OBJECTIVE 1
In the polymer response text, what elastic modulus is reported for PEEK?
OBJECTIVE 2
Rewrite the rows from the very first one down to the row containing "- text: (b)", swapping "Naturalness" for "Fluency" and leaving everything else the same.

— BEGIN PROVIDED TEXT —

2.4. Polymer Response

Figure 5 shows the averaged true stress–strain curves for PEEK and PR520. In order to obtain a representative trend, each test was repeatedly conducted for at least five times. The shadow in each curve gives the upper and lower bounds from the repetitions at that load condition.
The elastic modulus is obtained from the initial straight slope, giving a value of 4.334 GPa for PEEK and 4.278 GPa for PR520. According to the analysed data, the viscoelastic response in both polymers is barely observed. Both polymers exhibit a clear peak rate-dependent yield stress, and similar peak yield stresses are found for both polymers at different strain rates. After the peak stress, PEEK develops a relatively constant plastic flow. However, PR520 presents a prominent post-peak strain softening followed by a remarkable nonlinear stress increase beyond the strain of 0.4. This nonlinear increase, also observed by other authors [31], is due to the rubbery effect causing reorientation of the polymer chains, which dominates the material response at the large strain range [32]. PEEK does not show this rubbery response because its molecular chains are less capable of generating this reorientation in the investigated strain range.
The stress–strain curves in both polymers at high strain rate experience a dropping trend that intersects their response at a lower strain rate. This behaviour is attributed to the thermal softening and has also been reported in another epoxy resin under compression [31]. Under high speed compression, the test duration is very short and heat generated from the plastic dissipation cannot be exchanged with the environment. This non-released heat degrades the material properties causing the softening at large strains.
Figure 6 shows the specimens of PEEK and PR520 after the tests at different strain rates. Although both polymers underwent significant deformation, it is worth mentioning that PEEK did not experience failure at any strain rate and the morphology of both ends is conserved. This can be attributed to the recrystallization process, which caused a change in the microstructure on the ends and edges compared to the inner regions. However, PR520 specimens were crushed, generating a multitude of small fragments in all cases. Figure 6 depicts the crushed PR520 specimens, where the cylinders were fully destroyed and their integrity cannot be preserved as in the PEEK specimens.

— END PROVIDED TEXT —
— BEGIN MATERIAL —

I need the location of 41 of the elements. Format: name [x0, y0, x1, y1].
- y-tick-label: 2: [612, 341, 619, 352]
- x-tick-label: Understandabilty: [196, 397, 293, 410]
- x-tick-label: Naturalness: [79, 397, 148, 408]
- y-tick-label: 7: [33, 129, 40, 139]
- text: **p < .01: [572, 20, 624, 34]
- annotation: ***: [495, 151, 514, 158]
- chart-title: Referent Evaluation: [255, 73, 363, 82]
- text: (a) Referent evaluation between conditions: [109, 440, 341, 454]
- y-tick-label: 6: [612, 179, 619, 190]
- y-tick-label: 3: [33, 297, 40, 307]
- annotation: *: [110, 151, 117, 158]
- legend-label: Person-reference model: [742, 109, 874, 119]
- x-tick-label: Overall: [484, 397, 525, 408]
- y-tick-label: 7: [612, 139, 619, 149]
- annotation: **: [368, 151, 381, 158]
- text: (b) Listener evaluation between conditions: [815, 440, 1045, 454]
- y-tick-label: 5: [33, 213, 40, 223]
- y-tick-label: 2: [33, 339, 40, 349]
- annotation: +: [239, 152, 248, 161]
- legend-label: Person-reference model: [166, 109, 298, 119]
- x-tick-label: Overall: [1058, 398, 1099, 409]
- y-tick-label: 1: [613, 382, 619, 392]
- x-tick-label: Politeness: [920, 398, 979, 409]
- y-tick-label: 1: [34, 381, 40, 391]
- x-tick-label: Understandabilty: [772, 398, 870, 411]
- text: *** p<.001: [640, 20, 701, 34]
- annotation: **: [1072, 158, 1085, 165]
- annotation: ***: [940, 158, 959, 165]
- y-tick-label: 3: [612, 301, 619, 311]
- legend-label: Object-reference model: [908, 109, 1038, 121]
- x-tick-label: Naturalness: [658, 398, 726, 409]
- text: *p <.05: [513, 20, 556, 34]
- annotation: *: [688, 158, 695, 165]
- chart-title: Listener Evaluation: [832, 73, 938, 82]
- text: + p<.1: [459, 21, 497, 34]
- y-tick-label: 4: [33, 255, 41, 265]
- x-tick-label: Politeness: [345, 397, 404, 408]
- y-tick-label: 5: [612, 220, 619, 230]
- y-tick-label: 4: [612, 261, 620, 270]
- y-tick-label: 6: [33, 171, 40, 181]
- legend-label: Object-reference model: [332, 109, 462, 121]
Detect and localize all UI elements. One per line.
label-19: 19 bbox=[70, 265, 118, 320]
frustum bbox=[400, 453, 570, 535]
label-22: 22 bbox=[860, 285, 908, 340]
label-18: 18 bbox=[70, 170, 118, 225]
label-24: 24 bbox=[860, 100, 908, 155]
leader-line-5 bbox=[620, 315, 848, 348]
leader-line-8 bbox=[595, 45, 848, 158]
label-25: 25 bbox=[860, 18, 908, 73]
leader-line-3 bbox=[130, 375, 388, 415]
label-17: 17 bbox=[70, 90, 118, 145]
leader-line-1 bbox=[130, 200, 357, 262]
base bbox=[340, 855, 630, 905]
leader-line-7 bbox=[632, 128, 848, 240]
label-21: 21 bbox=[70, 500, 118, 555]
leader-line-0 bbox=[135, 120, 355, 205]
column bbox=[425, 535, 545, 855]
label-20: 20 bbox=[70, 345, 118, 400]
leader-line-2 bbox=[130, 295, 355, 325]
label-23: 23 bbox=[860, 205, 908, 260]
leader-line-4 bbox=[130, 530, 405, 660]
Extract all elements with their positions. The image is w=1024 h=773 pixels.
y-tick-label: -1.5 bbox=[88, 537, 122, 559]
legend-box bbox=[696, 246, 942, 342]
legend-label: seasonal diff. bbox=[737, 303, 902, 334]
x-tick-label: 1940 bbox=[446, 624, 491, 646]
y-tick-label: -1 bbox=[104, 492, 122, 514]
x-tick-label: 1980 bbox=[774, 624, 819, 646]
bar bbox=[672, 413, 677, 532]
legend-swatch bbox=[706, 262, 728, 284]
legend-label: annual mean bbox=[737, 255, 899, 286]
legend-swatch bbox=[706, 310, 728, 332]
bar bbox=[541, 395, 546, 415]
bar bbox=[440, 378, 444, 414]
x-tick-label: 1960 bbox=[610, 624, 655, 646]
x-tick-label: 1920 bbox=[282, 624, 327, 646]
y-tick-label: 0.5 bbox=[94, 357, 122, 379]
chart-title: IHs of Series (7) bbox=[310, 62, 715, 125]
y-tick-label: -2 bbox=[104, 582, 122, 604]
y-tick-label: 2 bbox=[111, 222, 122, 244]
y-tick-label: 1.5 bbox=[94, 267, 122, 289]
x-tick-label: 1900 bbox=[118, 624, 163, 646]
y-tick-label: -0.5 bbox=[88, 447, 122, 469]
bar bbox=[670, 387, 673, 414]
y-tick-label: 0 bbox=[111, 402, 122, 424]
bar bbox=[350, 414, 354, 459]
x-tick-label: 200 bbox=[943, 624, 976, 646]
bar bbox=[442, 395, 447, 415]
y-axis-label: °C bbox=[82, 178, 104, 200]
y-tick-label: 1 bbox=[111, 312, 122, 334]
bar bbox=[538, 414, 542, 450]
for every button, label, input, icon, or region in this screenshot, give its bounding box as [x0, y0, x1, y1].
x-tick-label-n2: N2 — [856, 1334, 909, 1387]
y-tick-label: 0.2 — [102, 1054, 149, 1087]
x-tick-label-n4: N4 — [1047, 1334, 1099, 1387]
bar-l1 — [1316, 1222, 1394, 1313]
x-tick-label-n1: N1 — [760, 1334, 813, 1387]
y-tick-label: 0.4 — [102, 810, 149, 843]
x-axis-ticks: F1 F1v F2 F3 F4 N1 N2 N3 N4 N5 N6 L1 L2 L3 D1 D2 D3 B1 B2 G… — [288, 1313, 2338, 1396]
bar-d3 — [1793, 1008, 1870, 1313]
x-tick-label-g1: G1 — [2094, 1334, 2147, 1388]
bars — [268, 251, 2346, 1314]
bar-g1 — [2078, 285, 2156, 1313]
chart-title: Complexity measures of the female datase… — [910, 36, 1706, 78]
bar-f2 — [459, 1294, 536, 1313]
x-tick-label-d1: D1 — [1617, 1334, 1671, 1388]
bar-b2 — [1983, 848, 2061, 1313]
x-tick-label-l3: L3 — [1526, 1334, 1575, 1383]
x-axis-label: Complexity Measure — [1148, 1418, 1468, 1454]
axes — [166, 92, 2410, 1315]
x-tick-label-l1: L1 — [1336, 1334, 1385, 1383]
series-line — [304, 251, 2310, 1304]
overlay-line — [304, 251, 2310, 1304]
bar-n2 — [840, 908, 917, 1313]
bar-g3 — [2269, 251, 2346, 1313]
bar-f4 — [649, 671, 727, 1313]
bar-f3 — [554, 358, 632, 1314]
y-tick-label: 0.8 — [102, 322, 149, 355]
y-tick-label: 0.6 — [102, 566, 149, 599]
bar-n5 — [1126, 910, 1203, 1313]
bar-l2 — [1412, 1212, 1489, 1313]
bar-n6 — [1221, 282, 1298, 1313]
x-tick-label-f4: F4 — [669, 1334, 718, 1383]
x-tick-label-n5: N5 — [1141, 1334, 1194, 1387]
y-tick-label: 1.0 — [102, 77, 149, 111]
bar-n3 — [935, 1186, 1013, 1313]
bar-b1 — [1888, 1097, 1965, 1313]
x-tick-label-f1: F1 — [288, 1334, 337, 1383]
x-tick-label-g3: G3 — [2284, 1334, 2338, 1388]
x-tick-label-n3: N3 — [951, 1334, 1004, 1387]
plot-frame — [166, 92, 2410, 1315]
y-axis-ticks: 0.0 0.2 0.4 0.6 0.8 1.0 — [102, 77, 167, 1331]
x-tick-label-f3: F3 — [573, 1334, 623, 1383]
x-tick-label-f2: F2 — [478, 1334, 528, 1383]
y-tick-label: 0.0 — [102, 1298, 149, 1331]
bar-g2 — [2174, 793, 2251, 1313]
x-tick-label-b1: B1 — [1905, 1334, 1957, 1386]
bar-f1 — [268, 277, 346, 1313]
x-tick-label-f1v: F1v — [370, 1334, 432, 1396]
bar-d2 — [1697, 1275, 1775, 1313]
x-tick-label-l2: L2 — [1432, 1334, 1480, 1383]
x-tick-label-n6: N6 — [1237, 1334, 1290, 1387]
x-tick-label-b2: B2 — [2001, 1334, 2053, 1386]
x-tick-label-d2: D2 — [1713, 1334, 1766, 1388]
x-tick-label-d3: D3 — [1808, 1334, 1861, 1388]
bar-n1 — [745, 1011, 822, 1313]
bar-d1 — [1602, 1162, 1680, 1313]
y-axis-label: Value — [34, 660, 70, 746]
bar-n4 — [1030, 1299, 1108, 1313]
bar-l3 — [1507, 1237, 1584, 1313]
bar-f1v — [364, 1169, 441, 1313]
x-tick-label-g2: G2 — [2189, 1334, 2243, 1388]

— END MATERIAL —

EXERCISE SOLUTION 1
4.334 GPa

EXERCISE SOLUTION 2
I need the location of 41 of the elements. Format: name [x0, y0, x1, y1].
- y-tick-label: 2: [612, 341, 619, 352]
- x-tick-label: Understandabilty: [196, 397, 293, 410]
- x-tick-label: Fluency: [79, 397, 148, 408]
- y-tick-label: 7: [33, 129, 40, 139]
- text: **p < .01: [572, 20, 624, 34]
- annotation: ***: [495, 151, 514, 158]
- chart-title: Referent Evaluation: [255, 73, 363, 82]
- text: (a) Referent evaluation between conditions: [109, 440, 341, 454]
- y-tick-label: 6: [612, 179, 619, 190]
- y-tick-label: 3: [33, 297, 40, 307]
- annotation: *: [110, 151, 117, 158]
- legend-label: Person-reference model: [742, 109, 874, 119]
- x-tick-label: Overall: [484, 397, 525, 408]
- y-tick-label: 7: [612, 139, 619, 149]
- annotation: **: [368, 151, 381, 158]
- text: (b) Listener evaluation between conditions: [815, 440, 1045, 454]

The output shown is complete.